#### Stated exercise:
Determine which lines contain the word "spending", then copy those lines.

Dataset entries
────
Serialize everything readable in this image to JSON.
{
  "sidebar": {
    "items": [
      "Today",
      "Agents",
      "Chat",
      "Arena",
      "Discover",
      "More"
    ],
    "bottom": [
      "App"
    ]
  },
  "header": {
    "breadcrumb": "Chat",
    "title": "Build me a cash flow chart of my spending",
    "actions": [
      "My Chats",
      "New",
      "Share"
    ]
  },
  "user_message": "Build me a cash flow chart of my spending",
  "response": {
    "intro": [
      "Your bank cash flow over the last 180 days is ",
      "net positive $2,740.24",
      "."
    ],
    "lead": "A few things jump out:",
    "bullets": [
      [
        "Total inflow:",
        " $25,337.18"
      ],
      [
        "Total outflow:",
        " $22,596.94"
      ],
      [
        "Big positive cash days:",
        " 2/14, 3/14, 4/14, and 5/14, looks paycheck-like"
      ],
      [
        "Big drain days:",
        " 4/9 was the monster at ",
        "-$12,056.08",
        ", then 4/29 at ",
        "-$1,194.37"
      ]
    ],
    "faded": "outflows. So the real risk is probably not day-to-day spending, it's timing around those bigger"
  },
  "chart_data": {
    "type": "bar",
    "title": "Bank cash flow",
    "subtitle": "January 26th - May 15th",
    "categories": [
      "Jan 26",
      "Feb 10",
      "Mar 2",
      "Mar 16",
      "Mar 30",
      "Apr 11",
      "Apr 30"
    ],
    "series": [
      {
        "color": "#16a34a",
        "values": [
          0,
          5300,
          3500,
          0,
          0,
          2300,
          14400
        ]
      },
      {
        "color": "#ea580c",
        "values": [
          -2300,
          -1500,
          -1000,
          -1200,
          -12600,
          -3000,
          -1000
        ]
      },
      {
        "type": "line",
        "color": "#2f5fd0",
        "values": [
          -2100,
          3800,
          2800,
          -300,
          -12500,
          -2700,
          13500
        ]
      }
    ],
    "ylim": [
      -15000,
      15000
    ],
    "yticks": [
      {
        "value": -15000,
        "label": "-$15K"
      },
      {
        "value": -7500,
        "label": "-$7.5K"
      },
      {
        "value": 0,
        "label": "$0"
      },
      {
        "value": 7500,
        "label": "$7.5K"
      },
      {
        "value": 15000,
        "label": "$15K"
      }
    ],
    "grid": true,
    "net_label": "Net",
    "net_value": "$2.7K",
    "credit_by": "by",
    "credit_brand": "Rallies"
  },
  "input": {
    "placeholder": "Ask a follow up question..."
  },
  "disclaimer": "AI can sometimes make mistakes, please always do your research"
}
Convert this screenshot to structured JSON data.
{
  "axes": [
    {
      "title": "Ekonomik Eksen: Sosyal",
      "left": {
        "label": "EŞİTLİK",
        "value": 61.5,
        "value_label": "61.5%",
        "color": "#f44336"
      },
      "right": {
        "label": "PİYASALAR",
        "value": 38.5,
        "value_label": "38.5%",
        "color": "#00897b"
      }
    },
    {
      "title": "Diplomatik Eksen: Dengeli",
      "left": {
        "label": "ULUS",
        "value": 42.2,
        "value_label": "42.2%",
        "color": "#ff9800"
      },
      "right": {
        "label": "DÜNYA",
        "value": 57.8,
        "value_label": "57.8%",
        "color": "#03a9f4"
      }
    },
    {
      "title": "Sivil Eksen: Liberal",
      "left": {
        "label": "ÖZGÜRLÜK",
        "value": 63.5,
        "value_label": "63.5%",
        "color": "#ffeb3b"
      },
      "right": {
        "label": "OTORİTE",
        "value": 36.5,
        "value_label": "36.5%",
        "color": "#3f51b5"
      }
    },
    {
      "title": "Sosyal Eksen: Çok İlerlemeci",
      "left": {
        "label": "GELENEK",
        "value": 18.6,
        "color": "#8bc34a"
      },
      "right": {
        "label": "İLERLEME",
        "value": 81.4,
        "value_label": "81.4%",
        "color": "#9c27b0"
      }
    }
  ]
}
────
#### Solution for this exercise:
    "title": "Build me a cash flow chart of my spending",
  "user_message": "Build me a cash flow chart of my spending",
    "faded": "outflows. So the real risk is probably not day-to-day spending, it's timing around those bigger"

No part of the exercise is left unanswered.